- [Records]
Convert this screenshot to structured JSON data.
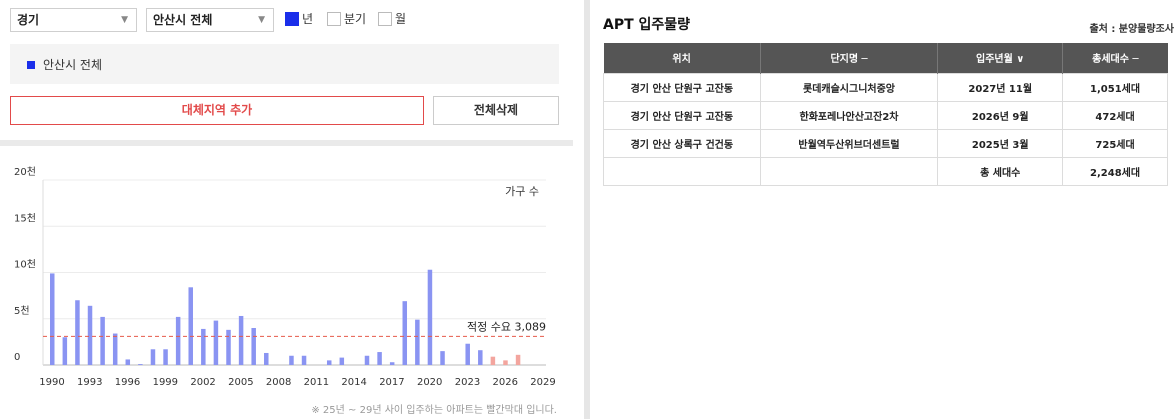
{
  "filters": {
    "province": "경기",
    "city": "안산시 전체",
    "periods": [
      {
        "label": "년",
        "checked": true
      },
      {
        "label": "분기",
        "checked": false
      },
      {
        "label": "월",
        "checked": false
      }
    ]
  },
  "region_tag": "안산시 전체",
  "buttons": {
    "add": "대체지역 추가",
    "clear": "전체삭제"
  },
  "note": "※ 25년 ~ 29년 사이 입주하는 아파트는 빨간막대 입니다.",
  "chart_data": {
    "type": "bar",
    "legend": "가구 수",
    "y_ticks": [
      "0",
      "5천",
      "10천",
      "15천",
      "20천"
    ],
    "ylim": [
      0,
      20000
    ],
    "x_ticks": [
      "1990",
      "1993",
      "1996",
      "1999",
      "2002",
      "2005",
      "2008",
      "2011",
      "2014",
      "2017",
      "2020",
      "2023",
      "2026",
      "2029"
    ],
    "x_range": [
      1990,
      2029
    ],
    "reference_line": {
      "label": "적정 수요 3,089",
      "value": 3089
    },
    "colors": {
      "past": "#8a94f2",
      "future": "#f3a59e",
      "ref": "#e65a4a"
    },
    "bars": [
      {
        "year": 1990,
        "value": 9900
      },
      {
        "year": 1991,
        "value": 3000
      },
      {
        "year": 1992,
        "value": 7000
      },
      {
        "year": 1993,
        "value": 6400
      },
      {
        "year": 1994,
        "value": 5200
      },
      {
        "year": 1995,
        "value": 3400
      },
      {
        "year": 1996,
        "value": 600
      },
      {
        "year": 1997,
        "value": 100
      },
      {
        "year": 1998,
        "value": 1700
      },
      {
        "year": 1999,
        "value": 1700
      },
      {
        "year": 2000,
        "value": 5200
      },
      {
        "year": 2001,
        "value": 8400
      },
      {
        "year": 2002,
        "value": 3900
      },
      {
        "year": 2003,
        "value": 4800
      },
      {
        "year": 2004,
        "value": 3800
      },
      {
        "year": 2005,
        "value": 5300
      },
      {
        "year": 2006,
        "value": 4000
      },
      {
        "year": 2007,
        "value": 1300
      },
      {
        "year": 2009,
        "value": 1000
      },
      {
        "year": 2010,
        "value": 1000
      },
      {
        "year": 2012,
        "value": 500
      },
      {
        "year": 2013,
        "value": 800
      },
      {
        "year": 2015,
        "value": 1000
      },
      {
        "year": 2016,
        "value": 1400
      },
      {
        "year": 2017,
        "value": 300
      },
      {
        "year": 2018,
        "value": 6900
      },
      {
        "year": 2019,
        "value": 4900
      },
      {
        "year": 2020,
        "value": 10300
      },
      {
        "year": 2021,
        "value": 1500
      },
      {
        "year": 2023,
        "value": 2300
      },
      {
        "year": 2024,
        "value": 1600
      },
      {
        "year": 2025,
        "value": 900,
        "future": true
      },
      {
        "year": 2026,
        "value": 500,
        "future": true
      },
      {
        "year": 2027,
        "value": 1100,
        "future": true
      }
    ]
  },
  "apt": {
    "title": "APT 입주물량",
    "source": "출처 : 분양물량조사",
    "headers": [
      "위치",
      "단지명 ─",
      "입주년월 ∨",
      "총세대수 ─"
    ],
    "rows": [
      [
        "경기 안산 단원구 고잔동",
        "롯데캐슬시그니처중앙",
        "2027년 11월",
        "1,051세대"
      ],
      [
        "경기 안산 단원구 고잔동",
        "한화포레나안산고잔2차",
        "2026년 9월",
        "472세대"
      ],
      [
        "경기 안산 상록구 건건동",
        "반월역두산위브더센트럴",
        "2025년 3월",
        "725세대"
      ]
    ],
    "total_label": "총 세대수",
    "total_value": "2,248세대"
  }
}
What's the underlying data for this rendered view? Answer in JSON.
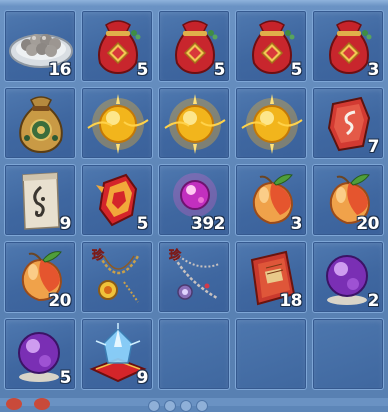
{
  "inventory": {
    "slots": [
      {
        "item": "rice-dumpling-plate-icon",
        "count": "16"
      },
      {
        "item": "red-lucky-bag-icon",
        "count": "5"
      },
      {
        "item": "red-lucky-bag-icon",
        "count": "5"
      },
      {
        "item": "red-lucky-bag-icon",
        "count": "5"
      },
      {
        "item": "red-lucky-bag-icon",
        "count": "3"
      },
      {
        "item": "gold-treasure-bag-icon",
        "count": ""
      },
      {
        "item": "glowing-gold-orb-icon",
        "count": ""
      },
      {
        "item": "glowing-gold-orb-icon",
        "count": ""
      },
      {
        "item": "glowing-gold-orb-icon",
        "count": ""
      },
      {
        "item": "red-rune-stone-icon",
        "count": "7"
      },
      {
        "item": "scroll-talisman-icon",
        "count": "9"
      },
      {
        "item": "red-charm-token-icon",
        "count": "5"
      },
      {
        "item": "pink-spirit-gem-icon",
        "count": "392"
      },
      {
        "item": "peach-icon",
        "count": "3"
      },
      {
        "item": "peach-icon",
        "count": "20"
      },
      {
        "item": "peach-icon",
        "count": "20"
      },
      {
        "item": "gold-amulet-necklace-icon",
        "count": ""
      },
      {
        "item": "silver-gem-necklace-icon",
        "count": ""
      },
      {
        "item": "red-book-icon",
        "count": "18"
      },
      {
        "item": "purple-orb-icon",
        "count": "2"
      },
      {
        "item": "purple-orb-icon",
        "count": "5"
      },
      {
        "item": "crystal-on-cushion-icon",
        "count": "9"
      },
      {
        "item": "",
        "count": ""
      },
      {
        "item": "",
        "count": ""
      },
      {
        "item": "",
        "count": ""
      }
    ],
    "rare_mark": "珍"
  }
}
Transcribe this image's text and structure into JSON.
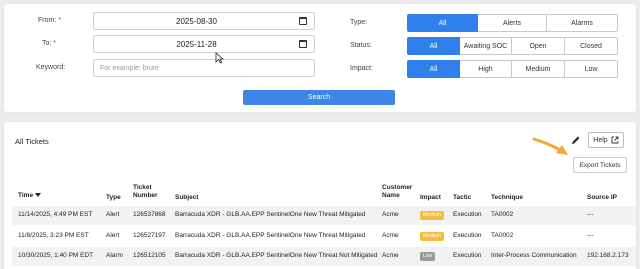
{
  "filters": {
    "from_label": "From:",
    "from_required": "*",
    "from_value": "2025-08-30",
    "to_label": "To:",
    "to_required": "*",
    "to_value": "2025-11-28",
    "keyword_label": "Keyword:",
    "keyword_placeholder": "For example: brute",
    "type_label": "Type:",
    "type_options": [
      "All",
      "Alerts",
      "Alarms"
    ],
    "type_selected": "All",
    "status_label": "Status:",
    "status_options": [
      "All",
      "Awaiting SOC",
      "Open",
      "Closed"
    ],
    "status_selected": "All",
    "impact_label": "Impact:",
    "impact_options": [
      "All",
      "High",
      "Medium",
      "Low"
    ],
    "impact_selected": "All",
    "search_label": "Search"
  },
  "tickets": {
    "title": "All Tickets",
    "help_label": "Help",
    "export_label": "Export Tickets",
    "columns": {
      "time": "Time",
      "type": "Type",
      "ticket_number": "Ticket Number",
      "subject": "Subject",
      "customer_name": "Customer Name",
      "impact": "Impact",
      "tactic": "Tactic",
      "technique": "Technique",
      "source_ip": "Source IP"
    },
    "rows": [
      {
        "time": "11/14/2025, 4:49 PM EST",
        "type": "Alert",
        "ticket_number": "126537868",
        "subject": "Barracuda XDR - GLB.AA.EPP SentinelOne New Threat Mitigated",
        "customer": "Acme",
        "impact": "Medium",
        "tactic": "Execution",
        "technique": "TA0002",
        "source_ip": "---"
      },
      {
        "time": "11/8/2025, 3:23 PM EST",
        "type": "Alert",
        "ticket_number": "126527197",
        "subject": "Barracuda XDR - GLB.AA.EPP SentinelOne New Threat Mitigated",
        "customer": "Acme",
        "impact": "Medium",
        "tactic": "Execution",
        "technique": "TA0002",
        "source_ip": "---"
      },
      {
        "time": "10/30/2025, 1:40 PM EDT",
        "type": "Alarm",
        "ticket_number": "126512105",
        "subject": "Barracuda XDR - GLB.AA.EPP SentinelOne New Threat Not Mitigated",
        "customer": "Acme",
        "impact": "Low",
        "tactic": "Execution",
        "technique": "Inter-Process Communication",
        "source_ip": "192.168.2.173"
      }
    ]
  },
  "colors": {
    "accent": "#2f80ed",
    "annotation_arrow": "#f0a830",
    "badge_medium": "#f2c037",
    "badge_low": "#9a9a9a"
  },
  "icons": [
    "calendar-icon",
    "cursor-icon",
    "pencil-icon",
    "external-link-icon",
    "sort-down-icon",
    "annotation-arrow-icon"
  ]
}
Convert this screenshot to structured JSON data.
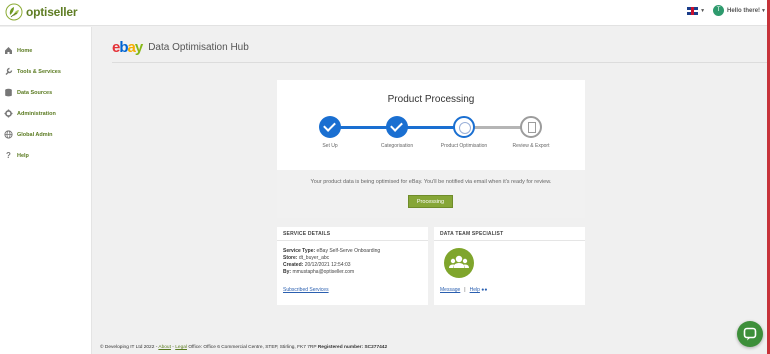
{
  "brand": {
    "name": "optiseller"
  },
  "topbar": {
    "greeting": "Hello there!",
    "avatar_initial": "T"
  },
  "sidebar": {
    "items": [
      {
        "label": "Home",
        "icon": "home-icon"
      },
      {
        "label": "Tools & Services",
        "icon": "wrench-icon"
      },
      {
        "label": "Data Sources",
        "icon": "database-icon"
      },
      {
        "label": "Administration",
        "icon": "gear-icon"
      },
      {
        "label": "Global Admin",
        "icon": "globe-icon"
      },
      {
        "label": "Help",
        "icon": "question-icon"
      }
    ]
  },
  "header": {
    "ebay": {
      "e": "e",
      "b": "b",
      "a": "a",
      "y": "y"
    },
    "title": "Data Optimisation Hub"
  },
  "processing": {
    "title": "Product Processing",
    "steps": [
      {
        "label": "Set Up",
        "state": "done"
      },
      {
        "label": "Categorisation",
        "state": "done"
      },
      {
        "label": "Product Optimisation",
        "state": "active"
      },
      {
        "label": "Review & Export",
        "state": "todo"
      }
    ],
    "notice": "Your product data is being optimised for eBay. You'll be notified via email when it's ready for review.",
    "button": "Processing"
  },
  "service_details": {
    "heading": "SERVICE DETAILS",
    "type_label": "Service Type:",
    "type_value": "eBay Self-Serve Onboarding",
    "store_label": "Store:",
    "store_value": "dt_buyer_abc",
    "created_label": "Created:",
    "created_value": "20/12/2021 12:54:03",
    "by_label": "By:",
    "by_value": "mmustapha@optiseller.com",
    "link": "Subscribed Services"
  },
  "specialist": {
    "heading": "DATA TEAM SPECIALIST",
    "message": "Message",
    "separator": "|",
    "help": "Help"
  },
  "footer": {
    "copyright": "© Developing IT Ltd 2022 -",
    "about": "About",
    "sep": "-",
    "legal": "Legal",
    "address": "Office: Office 6 Commercial Centre, STEP, Stirling, FK7 7RP",
    "reg": "Registered number: SC277442"
  },
  "colors": {
    "accent": "#5a7a20",
    "step_blue": "#1a6fd1",
    "button": "#86a637"
  }
}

- [Work required] For the data above, state how many lines contain "technique"; the number is the whole answer.

- [The reply] 4